Each entry has to be copied exactly, with nothing missed.
* Begin THE INPUT *
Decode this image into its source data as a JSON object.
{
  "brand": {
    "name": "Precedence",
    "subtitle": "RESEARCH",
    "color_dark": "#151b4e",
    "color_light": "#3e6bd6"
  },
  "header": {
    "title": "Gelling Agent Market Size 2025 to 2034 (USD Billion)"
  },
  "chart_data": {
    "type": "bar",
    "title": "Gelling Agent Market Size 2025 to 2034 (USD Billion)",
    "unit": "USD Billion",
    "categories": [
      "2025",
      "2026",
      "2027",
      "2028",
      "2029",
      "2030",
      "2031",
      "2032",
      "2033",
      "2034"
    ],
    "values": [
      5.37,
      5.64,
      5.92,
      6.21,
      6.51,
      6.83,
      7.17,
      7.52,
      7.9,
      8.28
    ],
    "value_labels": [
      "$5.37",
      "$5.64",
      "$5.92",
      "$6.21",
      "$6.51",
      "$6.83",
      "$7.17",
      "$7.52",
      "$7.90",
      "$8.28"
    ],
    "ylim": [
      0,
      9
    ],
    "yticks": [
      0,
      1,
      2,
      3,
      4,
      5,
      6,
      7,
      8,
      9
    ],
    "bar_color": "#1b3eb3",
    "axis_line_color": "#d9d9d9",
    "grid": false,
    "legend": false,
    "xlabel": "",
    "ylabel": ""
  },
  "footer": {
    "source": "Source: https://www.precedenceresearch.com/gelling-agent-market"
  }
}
* End THE INPUT *
## TASK RESULT
Decode this image into its source data as a JSON object.
{
  "brand": {
    "name": "Precedence",
    "subtitle": "RESEARCH",
    "color_dark": "#151b4e",
    "color_light": "#3e6bd6"
  },
  "header": {
    "title": "Gelling Agent Market Size 2025 to 2034 (USD Billion)"
  },
  "chart_data": {
    "type": "bar",
    "title": "Gelling Agent Market Size 2025 to 2034 (USD Billion)",
    "unit": "USD Billion",
    "categories": [
      "2025",
      "2026",
      "2027",
      "2028",
      "2029",
      "2030",
      "2031",
      "2032",
      "2033",
      "2034"
    ],
    "values": [
      5.37,
      5.64,
      5.92,
      6.21,
      6.51,
      6.83,
      7.17,
      7.52,
      7.9,
      8.28
    ],
    "value_labels": [
      "$5.37",
      "$5.64",
      "$5.92",
      "$6.21",
      "$6.51",
      "$6.83",
      "$7.17",
      "$7.52",
      "$7.90",
      "$8.28"
    ],
    "ylim": [
      0,
      9
    ],
    "yticks": [
      0,
      1,
      2,
      3,
      4,
      5,
      6,
      7,
      8,
      9
    ],
    "bar_color": "#1b3eb3",
    "axis_line_color": "#d9d9d9",
    "grid": false,
    "legend": false,
    "xlabel": "",
    "ylabel": ""
  },
  "footer": {
    "source": "Source: https://www.precedenceresearch.com/gelling-agent-market"
  }
}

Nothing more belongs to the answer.